Directive: Set down each record below precisely, skipping the pictures.

Dataset records:
- - -

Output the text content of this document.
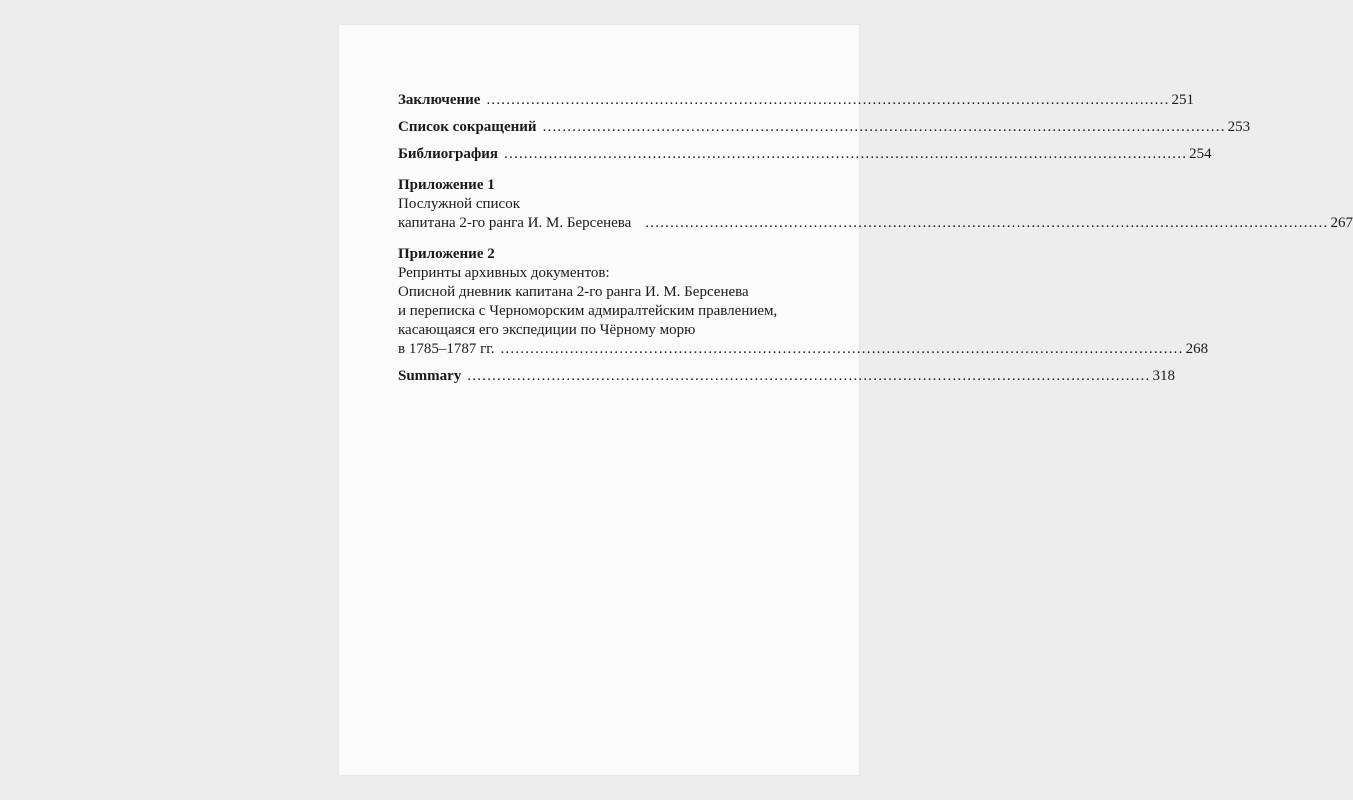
Заключение .......................................................................................................................................... 251
Список сокращений .......................................................................................................................................... 253
Библиография .......................................................................................................................................... 254
Приложение 1
Послужной список
капитана 2-го ранга И. М. Берсенева .......................................................................................................................................... 267
Приложение 2
Репринты архивных документов:
Описной дневник капитана 2-го ранга И. М. Берсенева
и переписка с Черноморским адмиралтейским правлением,
касающаяся его экспедиции по Чёрному морю
в 1785–1787 гг. .......................................................................................................................................... 268
Summary .......................................................................................................................................... 318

- - -

Result:
Output the text content of this document.
Заключение .......................................................................................................................................... 251
Список сокращений .......................................................................................................................................... 253
Библиография .......................................................................................................................................... 254
Приложение 1
Послужной список
капитана 2-го ранга И. М. Берсенева .......................................................................................................................................... 267
Приложение 2
Репринты архивных документов:
Описной дневник капитана 2-го ранга И. М. Берсенева
и переписка с Черноморским адмиралтейским правлением,
касающаяся его экспедиции по Чёрному морю
в 1785–1787 гг. .......................................................................................................................................... 268
Summary .......................................................................................................................................... 318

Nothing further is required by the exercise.